Brief:
An exact copy of every record is needed.

** start Dataset **

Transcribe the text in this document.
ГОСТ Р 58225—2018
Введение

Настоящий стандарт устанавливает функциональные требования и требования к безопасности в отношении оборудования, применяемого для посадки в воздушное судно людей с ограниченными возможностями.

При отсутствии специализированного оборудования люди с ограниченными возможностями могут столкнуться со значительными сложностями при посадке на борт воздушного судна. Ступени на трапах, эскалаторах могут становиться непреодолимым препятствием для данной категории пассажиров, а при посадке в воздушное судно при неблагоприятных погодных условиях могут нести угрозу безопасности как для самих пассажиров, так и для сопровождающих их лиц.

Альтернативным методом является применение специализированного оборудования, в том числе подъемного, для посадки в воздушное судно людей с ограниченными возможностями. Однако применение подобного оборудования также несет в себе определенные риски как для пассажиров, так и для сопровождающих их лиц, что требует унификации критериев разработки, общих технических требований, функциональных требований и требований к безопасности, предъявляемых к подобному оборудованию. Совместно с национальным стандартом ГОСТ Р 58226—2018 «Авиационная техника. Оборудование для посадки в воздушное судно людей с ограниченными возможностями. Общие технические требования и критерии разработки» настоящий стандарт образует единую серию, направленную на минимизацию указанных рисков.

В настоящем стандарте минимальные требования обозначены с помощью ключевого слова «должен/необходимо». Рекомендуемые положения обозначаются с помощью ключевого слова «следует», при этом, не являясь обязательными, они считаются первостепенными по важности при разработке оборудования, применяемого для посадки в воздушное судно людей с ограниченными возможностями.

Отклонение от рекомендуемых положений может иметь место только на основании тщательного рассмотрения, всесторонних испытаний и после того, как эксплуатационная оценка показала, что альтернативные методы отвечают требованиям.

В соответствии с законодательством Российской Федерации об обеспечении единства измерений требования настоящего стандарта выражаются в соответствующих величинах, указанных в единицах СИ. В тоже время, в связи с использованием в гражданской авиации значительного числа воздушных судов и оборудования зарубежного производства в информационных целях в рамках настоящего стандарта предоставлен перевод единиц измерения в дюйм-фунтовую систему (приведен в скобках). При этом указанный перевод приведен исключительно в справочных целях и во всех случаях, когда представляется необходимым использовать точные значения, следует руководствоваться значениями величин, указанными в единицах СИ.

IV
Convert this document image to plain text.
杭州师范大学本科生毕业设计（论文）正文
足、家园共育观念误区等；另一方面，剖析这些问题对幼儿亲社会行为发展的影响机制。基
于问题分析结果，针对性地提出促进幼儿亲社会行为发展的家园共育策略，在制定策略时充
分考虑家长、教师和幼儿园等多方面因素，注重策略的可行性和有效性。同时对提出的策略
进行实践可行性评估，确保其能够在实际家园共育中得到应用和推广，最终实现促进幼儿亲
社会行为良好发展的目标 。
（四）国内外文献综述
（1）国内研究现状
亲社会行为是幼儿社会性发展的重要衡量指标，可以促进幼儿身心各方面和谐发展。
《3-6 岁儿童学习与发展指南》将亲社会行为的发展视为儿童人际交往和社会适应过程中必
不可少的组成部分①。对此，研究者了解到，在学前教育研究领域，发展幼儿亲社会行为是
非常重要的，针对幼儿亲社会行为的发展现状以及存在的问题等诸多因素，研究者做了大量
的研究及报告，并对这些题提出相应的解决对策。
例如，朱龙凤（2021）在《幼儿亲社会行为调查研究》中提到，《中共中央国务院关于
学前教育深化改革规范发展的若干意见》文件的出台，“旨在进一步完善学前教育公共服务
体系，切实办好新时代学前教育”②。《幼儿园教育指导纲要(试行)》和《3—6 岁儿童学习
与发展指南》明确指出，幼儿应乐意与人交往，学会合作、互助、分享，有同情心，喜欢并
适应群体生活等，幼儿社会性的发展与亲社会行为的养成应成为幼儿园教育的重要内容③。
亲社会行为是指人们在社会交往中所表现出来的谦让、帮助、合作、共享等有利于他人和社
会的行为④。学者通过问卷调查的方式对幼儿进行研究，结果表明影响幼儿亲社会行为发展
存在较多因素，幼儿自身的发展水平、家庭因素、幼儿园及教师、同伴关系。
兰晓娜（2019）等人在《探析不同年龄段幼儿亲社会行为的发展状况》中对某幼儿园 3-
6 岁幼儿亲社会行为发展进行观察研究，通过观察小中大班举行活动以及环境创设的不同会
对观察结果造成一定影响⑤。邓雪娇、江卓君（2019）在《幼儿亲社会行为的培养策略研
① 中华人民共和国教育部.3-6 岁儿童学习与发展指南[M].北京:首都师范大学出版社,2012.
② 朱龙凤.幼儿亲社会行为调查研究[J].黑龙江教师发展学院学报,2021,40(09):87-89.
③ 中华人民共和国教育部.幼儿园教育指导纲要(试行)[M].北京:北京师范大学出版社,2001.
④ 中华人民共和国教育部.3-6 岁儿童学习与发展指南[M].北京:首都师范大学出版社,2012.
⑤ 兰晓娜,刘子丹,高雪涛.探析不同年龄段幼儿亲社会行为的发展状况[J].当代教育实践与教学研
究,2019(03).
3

** end Dataset **

Written solution:
Transcribe the text in this document.
ГОСТ Р 58225—2018
Введение

Настоящий стандарт устанавливает функциональные требования и требования к безопасности в отношении оборудования, применяемого для посадки в воздушное судно людей с ограниченными возможностями.

При отсутствии специализированного оборудования люди с ограниченными возможностями могут столкнуться со значительными сложностями при посадке на борт воздушного судна. Ступени на трапах, эскалаторах могут становиться непреодолимым препятствием для данной категории пассажиров, а при посадке в воздушное судно при неблагоприятных погодных условиях могут нести угрозу безопасности как для самих пассажиров, так и для сопровождающих их лиц.

Альтернативным методом является применение специализированного оборудования, в том числе подъемного, для посадки в воздушное судно людей с ограниченными возможностями. Однако применение подобного оборудования также несет в себе определенные риски как для пассажиров, так и для сопровождающих их лиц, что требует унификации критериев разработки, общих технических требований, функциональных требований и требований к безопасности, предъявляемых к подобному оборудованию. Совместно с национальным стандартом ГОСТ Р 58226—2018 «Авиационная техника. Оборудование для посадки в воздушное судно людей с ограниченными возможностями. Общие технические требования и критерии разработки» настоящий стандарт образует единую серию, направленную на минимизацию указанных рисков.

В настоящем стандарте минимальные требования обозначены с помощью ключевого слова «должен/необходимо». Рекомендуемые положения обозначаются с помощью ключевого слова «следует», при этом, не являясь обязательными, они считаются первостепенными по важности при разработке оборудования, применяемого для посадки в воздушное судно людей с ограниченными возможностями.

Отклонение от рекомендуемых положений может иметь место только на основании тщательного рассмотрения, всесторонних испытаний и после того, как эксплуатационная оценка показала, что альтернативные методы отвечают требованиям.

В соответствии с законодательством Российской Федерации об обеспечении единства измерений требования настоящего стандарта выражаются в соответствующих величинах, указанных в единицах СИ. В тоже время, в связи с использованием в гражданской авиации значительного числа воздушных судов и оборудования зарубежного производства в информационных целях в рамках настоящего стандарта предоставлен перевод единиц измерения в дюйм-фунтовую систему (приведен в скобках). При этом указанный перевод приведен исключительно в справочных целях и во всех случаях, когда представляется необходимым использовать точные значения, следует руководствоваться значениями величин, указанными в единицах СИ.

IV
Convert this document image to plain text.
杭州师范大学本科生毕业设计（论文）正文
足、家园共育观念误区等；另一方面，剖析这些问题对幼儿亲社会行为发展的影响机制。基
于问题分析结果，针对性地提出促进幼儿亲社会行为发展的家园共育策略，在制定策略时充
分考虑家长、教师和幼儿园等多方面因素，注重策略的可行性和有效性。同时对提出的策略
进行实践可行性评估，确保其能够在实际家园共育中得到应用和推广，最终实现促进幼儿亲
社会行为良好发展的目标 。
（四）国内外文献综述
（1）国内研究现状
亲社会行为是幼儿社会性发展的重要衡量指标，可以促进幼儿身心各方面和谐发展。
《3-6 岁儿童学习与发展指南》将亲社会行为的发展视为儿童人际交往和社会适应过程中必
不可少的组成部分①。对此，研究者了解到，在学前教育研究领域，发展幼儿亲社会行为是
非常重要的，针对幼儿亲社会行为的发展现状以及存在的问题等诸多因素，研究者做了大量
的研究及报告，并对这些题提出相应的解决对策。
例如，朱龙凤（2021）在《幼儿亲社会行为调查研究》中提到，《中共中央国务院关于
学前教育深化改革规范发展的若干意见》文件的出台，“旨在进一步完善学前教育公共服务
体系，切实办好新时代学前教育”②。《幼儿园教育指导纲要(试行)》和《3—6 岁儿童学习
与发展指南》明确指出，幼儿应乐意与人交往，学会合作、互助、分享，有同情心，喜欢并
适应群体生活等，幼儿社会性的发展与亲社会行为的养成应成为幼儿园教育的重要内容③。
亲社会行为是指人们在社会交往中所表现出来的谦让、帮助、合作、共享等有利于他人和社
会的行为④。学者通过问卷调查的方式对幼儿进行研究，结果表明影响幼儿亲社会行为发展
存在较多因素，幼儿自身的发展水平、家庭因素、幼儿园及教师、同伴关系。
兰晓娜（2019）等人在《探析不同年龄段幼儿亲社会行为的发展状况》中对某幼儿园 3-
6 岁幼儿亲社会行为发展进行观察研究，通过观察小中大班举行活动以及环境创设的不同会
对观察结果造成一定影响⑤。邓雪娇、江卓君（2019）在《幼儿亲社会行为的培养策略研
① 中华人民共和国教育部.3-6 岁儿童学习与发展指南[M].北京:首都师范大学出版社,2012.
② 朱龙凤.幼儿亲社会行为调查研究[J].黑龙江教师发展学院学报,2021,40(09):87-89.
③ 中华人民共和国教育部.幼儿园教育指导纲要(试行)[M].北京:北京师范大学出版社,2001.
④ 中华人民共和国教育部.3-6 岁儿童学习与发展指南[M].北京:首都师范大学出版社,2012.
⑤ 兰晓娜,刘子丹,高雪涛.探析不同年龄段幼儿亲社会行为的发展状况[J].当代教育实践与教学研
究,2019(03).
3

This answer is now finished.